Copy all of the material word for word, except for the pictures.

○ ○ ○ ○ ○

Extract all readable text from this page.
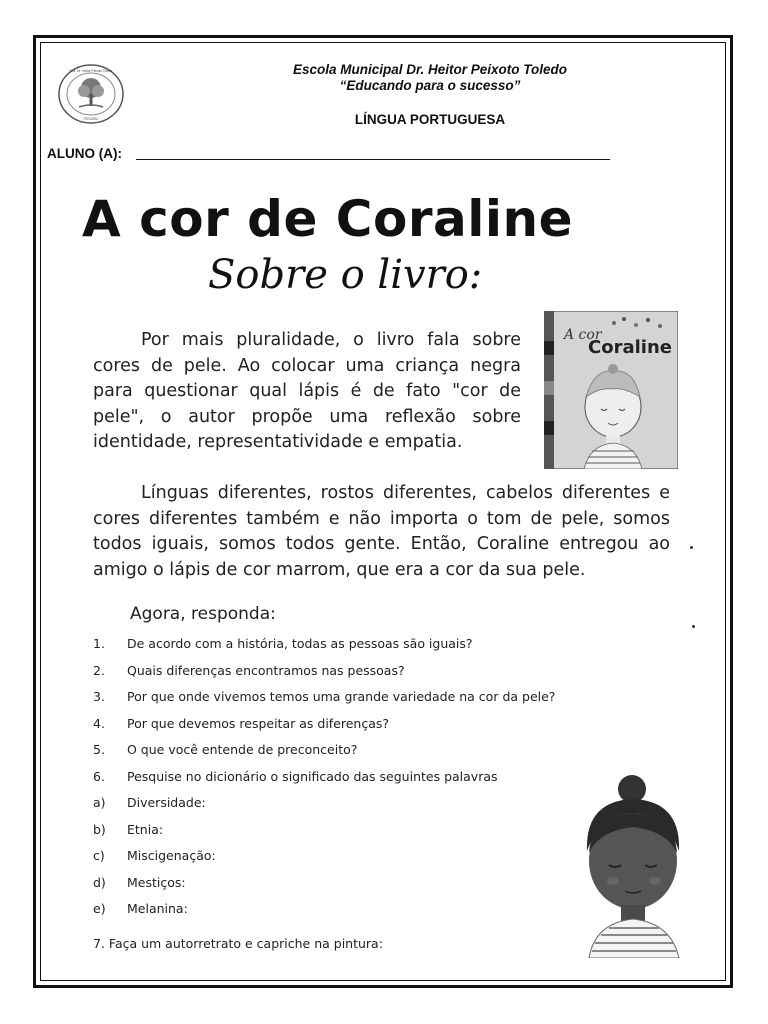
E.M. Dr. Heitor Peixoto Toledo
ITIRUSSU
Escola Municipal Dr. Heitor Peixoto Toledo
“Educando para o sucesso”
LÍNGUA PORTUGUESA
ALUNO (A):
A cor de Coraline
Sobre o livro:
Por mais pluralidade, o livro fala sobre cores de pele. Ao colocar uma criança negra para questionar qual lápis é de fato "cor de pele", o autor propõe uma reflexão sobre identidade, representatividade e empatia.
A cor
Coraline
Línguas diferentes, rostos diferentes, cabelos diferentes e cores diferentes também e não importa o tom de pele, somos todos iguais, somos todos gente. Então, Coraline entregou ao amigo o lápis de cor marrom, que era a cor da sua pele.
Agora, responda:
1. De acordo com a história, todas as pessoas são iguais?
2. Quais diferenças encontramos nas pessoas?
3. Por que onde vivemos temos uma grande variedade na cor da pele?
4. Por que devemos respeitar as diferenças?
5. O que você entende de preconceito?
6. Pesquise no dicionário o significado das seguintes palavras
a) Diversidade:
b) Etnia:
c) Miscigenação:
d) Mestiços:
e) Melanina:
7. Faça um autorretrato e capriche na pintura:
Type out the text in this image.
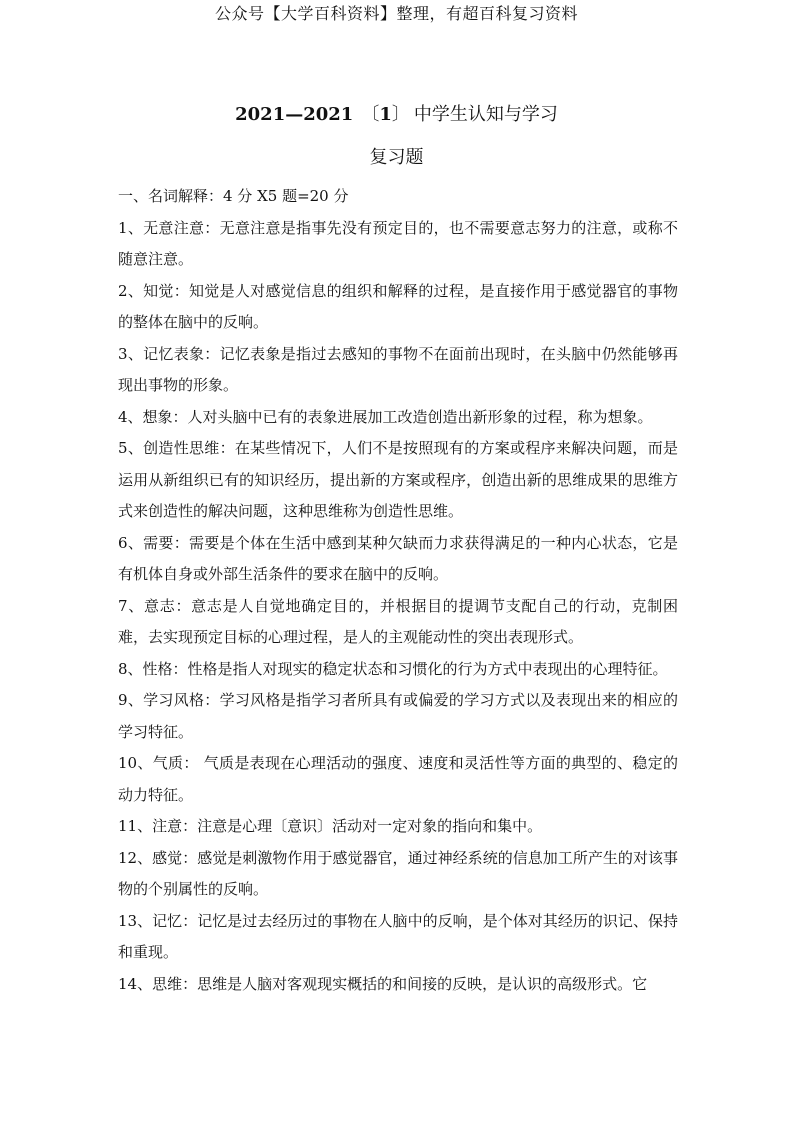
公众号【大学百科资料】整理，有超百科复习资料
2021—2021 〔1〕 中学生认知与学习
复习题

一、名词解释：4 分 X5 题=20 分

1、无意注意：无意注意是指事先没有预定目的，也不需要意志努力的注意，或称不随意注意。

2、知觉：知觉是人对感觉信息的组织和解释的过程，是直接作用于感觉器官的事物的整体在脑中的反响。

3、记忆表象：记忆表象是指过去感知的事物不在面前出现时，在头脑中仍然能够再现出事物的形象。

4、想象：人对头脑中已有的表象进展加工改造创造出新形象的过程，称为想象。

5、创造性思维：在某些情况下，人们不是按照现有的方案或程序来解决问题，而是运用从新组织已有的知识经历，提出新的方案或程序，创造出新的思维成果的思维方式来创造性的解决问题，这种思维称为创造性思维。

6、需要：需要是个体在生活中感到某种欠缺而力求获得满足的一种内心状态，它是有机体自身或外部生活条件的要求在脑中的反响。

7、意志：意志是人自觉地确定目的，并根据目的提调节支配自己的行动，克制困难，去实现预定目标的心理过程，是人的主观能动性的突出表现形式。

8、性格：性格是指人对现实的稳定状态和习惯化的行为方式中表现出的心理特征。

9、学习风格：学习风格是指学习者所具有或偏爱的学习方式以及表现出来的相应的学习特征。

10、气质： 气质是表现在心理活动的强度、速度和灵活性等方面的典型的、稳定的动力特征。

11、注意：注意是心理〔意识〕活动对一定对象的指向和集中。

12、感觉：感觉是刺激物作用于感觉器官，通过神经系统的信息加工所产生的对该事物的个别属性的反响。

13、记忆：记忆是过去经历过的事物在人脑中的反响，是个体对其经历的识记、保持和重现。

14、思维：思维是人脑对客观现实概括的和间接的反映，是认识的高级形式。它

○ ○ ○ ○ ○

> The result
Extract all readable text from this page.
E.M. Dr. Heitor Peixoto Toledo
ITIRUSSU
Escola Municipal Dr. Heitor Peixoto Toledo
“Educando para o sucesso”
LÍNGUA PORTUGUESA
ALUNO (A):
A cor de Coraline
Sobre o livro:
Por mais pluralidade, o livro fala sobre cores de pele. Ao colocar uma criança negra para questionar qual lápis é de fato "cor de pele", o autor propõe uma reflexão sobre identidade, representatividade e empatia.
A cor
Coraline
Línguas diferentes, rostos diferentes, cabelos diferentes e cores diferentes também e não importa o tom de pele, somos todos iguais, somos todos gente. Então, Coraline entregou ao amigo o lápis de cor marrom, que era a cor da sua pele.
Agora, responda:
1. De acordo com a história, todas as pessoas são iguais?
2. Quais diferenças encontramos nas pessoas?
3. Por que onde vivemos temos uma grande variedade na cor da pele?
4. Por que devemos respeitar as diferenças?
5. O que você entende de preconceito?
6. Pesquise no dicionário o significado das seguintes palavras
a) Diversidade:
b) Etnia:
c) Miscigenação:
d) Mestiços:
e) Melanina:
7. Faça um autorretrato e capriche na pintura:
Type out the text in this image.
公众号【大学百科资料】整理，有超百科复习资料
2021—2021 〔1〕 中学生认知与学习
复习题

一、名词解释：4 分 X5 题=20 分

1、无意注意：无意注意是指事先没有预定目的，也不需要意志努力的注意，或称不随意注意。

2、知觉：知觉是人对感觉信息的组织和解释的过程，是直接作用于感觉器官的事物的整体在脑中的反响。

3、记忆表象：记忆表象是指过去感知的事物不在面前出现时，在头脑中仍然能够再现出事物的形象。

4、想象：人对头脑中已有的表象进展加工改造创造出新形象的过程，称为想象。

5、创造性思维：在某些情况下，人们不是按照现有的方案或程序来解决问题，而是运用从新组织已有的知识经历，提出新的方案或程序，创造出新的思维成果的思维方式来创造性的解决问题，这种思维称为创造性思维。

6、需要：需要是个体在生活中感到某种欠缺而力求获得满足的一种内心状态，它是有机体自身或外部生活条件的要求在脑中的反响。

7、意志：意志是人自觉地确定目的，并根据目的提调节支配自己的行动，克制困难，去实现预定目标的心理过程，是人的主观能动性的突出表现形式。

8、性格：性格是指人对现实的稳定状态和习惯化的行为方式中表现出的心理特征。

9、学习风格：学习风格是指学习者所具有或偏爱的学习方式以及表现出来的相应的学习特征。

10、气质： 气质是表现在心理活动的强度、速度和灵活性等方面的典型的、稳定的动力特征。

11、注意：注意是心理〔意识〕活动对一定对象的指向和集中。

12、感觉：感觉是刺激物作用于感觉器官，通过神经系统的信息加工所产生的对该事物的个别属性的反响。

13、记忆：记忆是过去经历过的事物在人脑中的反响，是个体对其经历的识记、保持和重现。

14、思维：思维是人脑对客观现实概括的和间接的反映，是认识的高级形式。它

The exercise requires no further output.